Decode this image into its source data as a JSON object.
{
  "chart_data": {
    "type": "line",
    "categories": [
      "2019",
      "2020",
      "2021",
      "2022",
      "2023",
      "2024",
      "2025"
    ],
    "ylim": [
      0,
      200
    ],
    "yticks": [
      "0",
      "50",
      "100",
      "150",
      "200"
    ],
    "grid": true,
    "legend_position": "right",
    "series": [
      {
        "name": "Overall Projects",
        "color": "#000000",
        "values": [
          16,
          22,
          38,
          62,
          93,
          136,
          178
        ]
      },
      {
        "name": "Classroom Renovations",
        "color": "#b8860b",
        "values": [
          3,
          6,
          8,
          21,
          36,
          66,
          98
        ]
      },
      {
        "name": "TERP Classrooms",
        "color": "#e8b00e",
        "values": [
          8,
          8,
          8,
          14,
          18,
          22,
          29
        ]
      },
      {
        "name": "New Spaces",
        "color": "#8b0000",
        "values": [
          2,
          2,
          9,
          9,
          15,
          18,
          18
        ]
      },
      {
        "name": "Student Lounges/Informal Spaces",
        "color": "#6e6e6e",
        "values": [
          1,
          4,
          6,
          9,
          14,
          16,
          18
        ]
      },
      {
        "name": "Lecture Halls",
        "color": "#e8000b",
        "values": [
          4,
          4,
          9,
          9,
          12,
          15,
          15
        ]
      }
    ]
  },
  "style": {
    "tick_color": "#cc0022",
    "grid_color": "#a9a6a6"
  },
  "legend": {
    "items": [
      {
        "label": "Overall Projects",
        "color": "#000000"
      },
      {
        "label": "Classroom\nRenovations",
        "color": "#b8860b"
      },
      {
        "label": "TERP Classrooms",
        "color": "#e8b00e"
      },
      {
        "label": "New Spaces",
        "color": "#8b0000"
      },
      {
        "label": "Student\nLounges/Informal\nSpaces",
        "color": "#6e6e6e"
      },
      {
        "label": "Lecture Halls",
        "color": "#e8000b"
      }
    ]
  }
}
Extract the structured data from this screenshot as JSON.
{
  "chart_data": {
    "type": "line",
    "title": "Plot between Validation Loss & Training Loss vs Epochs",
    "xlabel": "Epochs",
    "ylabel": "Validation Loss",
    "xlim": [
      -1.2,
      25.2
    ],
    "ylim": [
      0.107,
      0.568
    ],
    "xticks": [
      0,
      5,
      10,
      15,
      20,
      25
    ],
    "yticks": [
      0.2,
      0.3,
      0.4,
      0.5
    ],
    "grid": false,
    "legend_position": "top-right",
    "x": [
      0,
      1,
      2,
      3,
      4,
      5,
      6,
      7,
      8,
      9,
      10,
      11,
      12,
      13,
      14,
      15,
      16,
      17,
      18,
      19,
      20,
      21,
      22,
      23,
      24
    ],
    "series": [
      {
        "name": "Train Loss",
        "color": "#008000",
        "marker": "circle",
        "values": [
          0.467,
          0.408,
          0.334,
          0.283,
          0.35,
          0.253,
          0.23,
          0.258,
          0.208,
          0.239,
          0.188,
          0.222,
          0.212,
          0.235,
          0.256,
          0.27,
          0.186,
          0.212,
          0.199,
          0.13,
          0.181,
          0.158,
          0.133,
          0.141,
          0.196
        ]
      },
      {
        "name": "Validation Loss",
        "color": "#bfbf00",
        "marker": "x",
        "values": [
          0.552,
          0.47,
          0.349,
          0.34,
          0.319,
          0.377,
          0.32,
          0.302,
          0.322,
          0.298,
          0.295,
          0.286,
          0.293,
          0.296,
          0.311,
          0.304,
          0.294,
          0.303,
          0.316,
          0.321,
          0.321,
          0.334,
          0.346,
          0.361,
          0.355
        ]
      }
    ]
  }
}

(EXERCISE):
Wherever the word "Epochs" occurs in a line of the listing, copy that line.

(WRITTEN REPLY):
    "title": "Plot between Validation Loss & Training Loss vs Epochs",
    "xlabel": "Epochs",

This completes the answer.